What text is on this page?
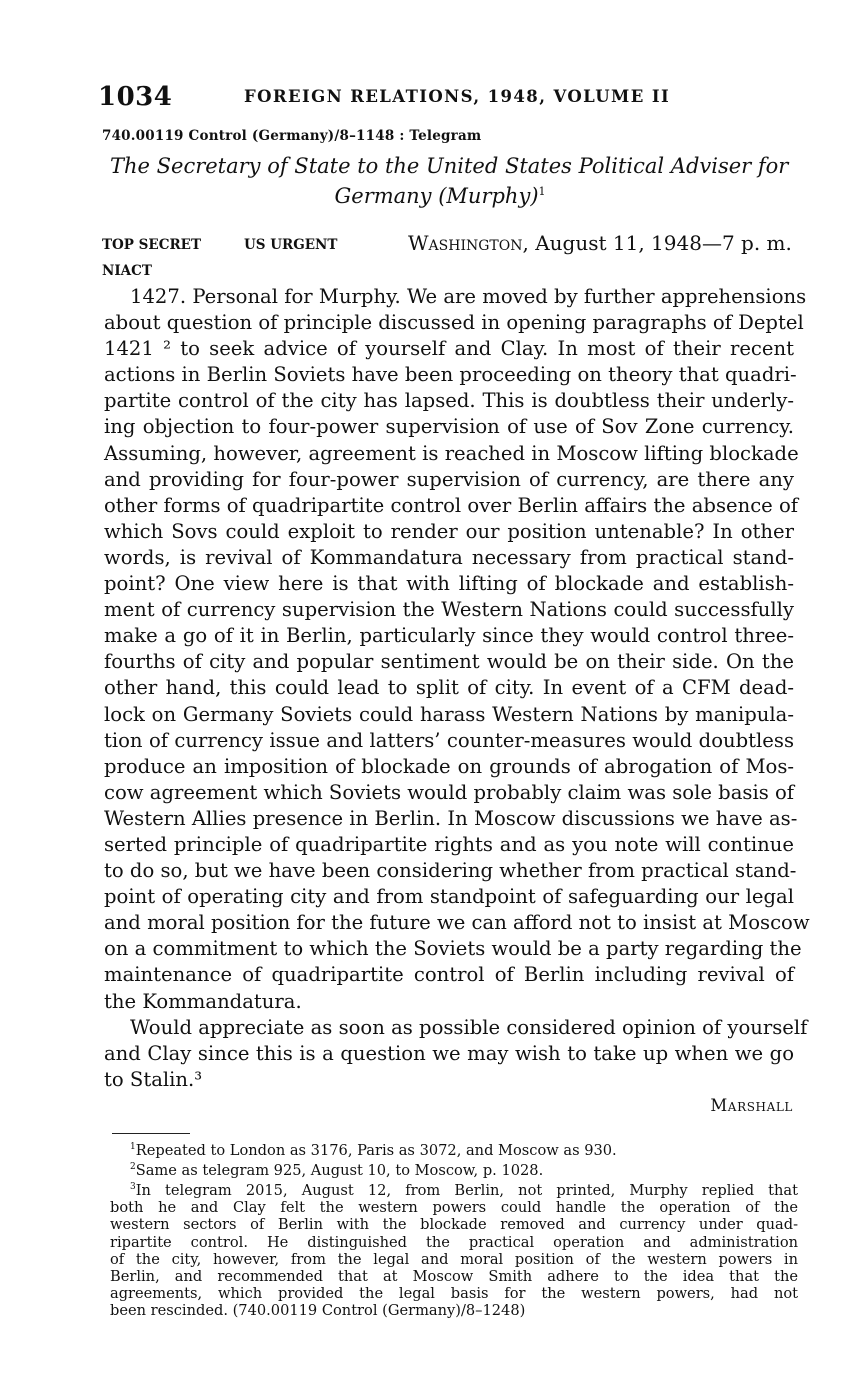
1034	FOREIGN RELATIONS, 1948, VOLUME II
740.00119 Control (Germany)/8–1148 : Telegram
The Secretary of State to the United States Political Adviser for
Germany (Murphy)$^1$
TOP SECRET	US URGENT
NIACT
Washington, August 11, 1948—7 p. m.
1427. Personal for Murphy. We are moved by further apprehensions
about question of principle discussed in opening paragraphs of Deptel
1421 ² to seek advice of yourself and Clay. In most of their recent
actions in Berlin Soviets have been proceeding on theory that quadri-
partite control of the city has lapsed. This is doubtless their underly-
ing objection to four-power supervision of use of Sov Zone currency.
Assuming, however, agreement is reached in Moscow lifting blockade
and providing for four-power supervision of currency, are there any
other forms of quadripartite control over Berlin affairs the absence of
which Sovs could exploit to render our position untenable? In other
words, is revival of Kommandatura necessary from practical stand-
point? One view here is that with lifting of blockade and establish-
ment of currency supervision the Western Nations could successfully
make a go of it in Berlin, particularly since they would control three-
fourths of city and popular sentiment would be on their side. On the
other hand, this could lead to split of city. In event of a CFM dead-
lock on Germany Soviets could harass Western Nations by manipula-
tion of currency issue and latters’ counter-measures would doubtless
produce an imposition of blockade on grounds of abrogation of Mos-
cow agreement which Soviets would probably claim was sole basis of
Western Allies presence in Berlin. In Moscow discussions we have as-
serted principle of quadripartite rights and as you note will continue
to do so, but we have been considering whether from practical stand-
point of operating city and from standpoint of safeguarding our legal
and moral position for the future we can afford not to insist at Moscow
on a commitment to which the Soviets would be a party regarding the
maintenance of quadripartite control of Berlin including revival of
the Kommandatura.
Would appreciate as soon as possible considered opinion of yourself
and Clay since this is a question we may wish to take up when we go
to Stalin.³
Marshall
$^1$Repeated to London as 3176, Paris as 3072, and Moscow as 930.
$^2$Same as telegram 925, August 10, to Moscow, p. 1028.
$^3$In telegram 2015, August 12, from Berlin, not printed, Murphy replied that
both he and Clay felt the western powers could handle the operation of the
western sectors of Berlin with the blockade removed and currency under quad-
ripartite control. He distinguished the practical operation and administration
of the city, however, from the legal and moral position of the western powers in
Berlin, and recommended that at Moscow Smith adhere to the idea that the
agreements, which provided the legal basis for the western powers, had not
been rescinded. (740.00119 Control (Germany)/8–1248)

════════════════════

_TASK DESCRIPTION:_
Copy out the data above exactly, except the pictures.

_FULL ANSWER:_
What text is on this page?
1034	FOREIGN RELATIONS, 1948, VOLUME II
740.00119 Control (Germany)/8–1148 : Telegram
The Secretary of State to the United States Political Adviser for
Germany (Murphy)$^1$
TOP SECRET	US URGENT
NIACT
Washington, August 11, 1948—7 p. m.
1427. Personal for Murphy. We are moved by further apprehensions
about question of principle discussed in opening paragraphs of Deptel
1421 ² to seek advice of yourself and Clay. In most of their recent
actions in Berlin Soviets have been proceeding on theory that quadri-
partite control of the city has lapsed. This is doubtless their underly-
ing objection to four-power supervision of use of Sov Zone currency.
Assuming, however, agreement is reached in Moscow lifting blockade
and providing for four-power supervision of currency, are there any
other forms of quadripartite control over Berlin affairs the absence of
which Sovs could exploit to render our position untenable? In other
words, is revival of Kommandatura necessary from practical stand-
point? One view here is that with lifting of blockade and establish-
ment of currency supervision the Western Nations could successfully
make a go of it in Berlin, particularly since they would control three-
fourths of city and popular sentiment would be on their side. On the
other hand, this could lead to split of city. In event of a CFM dead-
lock on Germany Soviets could harass Western Nations by manipula-
tion of currency issue and latters’ counter-measures would doubtless
produce an imposition of blockade on grounds of abrogation of Mos-
cow agreement which Soviets would probably claim was sole basis of
Western Allies presence in Berlin. In Moscow discussions we have as-
serted principle of quadripartite rights and as you note will continue
to do so, but we have been considering whether from practical stand-
point of operating city and from standpoint of safeguarding our legal
and moral position for the future we can afford not to insist at Moscow
on a commitment to which the Soviets would be a party regarding the
maintenance of quadripartite control of Berlin including revival of
the Kommandatura.
Would appreciate as soon as possible considered opinion of yourself
and Clay since this is a question we may wish to take up when we go
to Stalin.³
Marshall
$^1$Repeated to London as 3176, Paris as 3072, and Moscow as 930.
$^2$Same as telegram 925, August 10, to Moscow, p. 1028.
$^3$In telegram 2015, August 12, from Berlin, not printed, Murphy replied that
both he and Clay felt the western powers could handle the operation of the
western sectors of Berlin with the blockade removed and currency under quad-
ripartite control. He distinguished the practical operation and administration
of the city, however, from the legal and moral position of the western powers in
Berlin, and recommended that at Moscow Smith adhere to the idea that the
agreements, which provided the legal basis for the western powers, had not
been rescinded. (740.00119 Control (Germany)/8–1248)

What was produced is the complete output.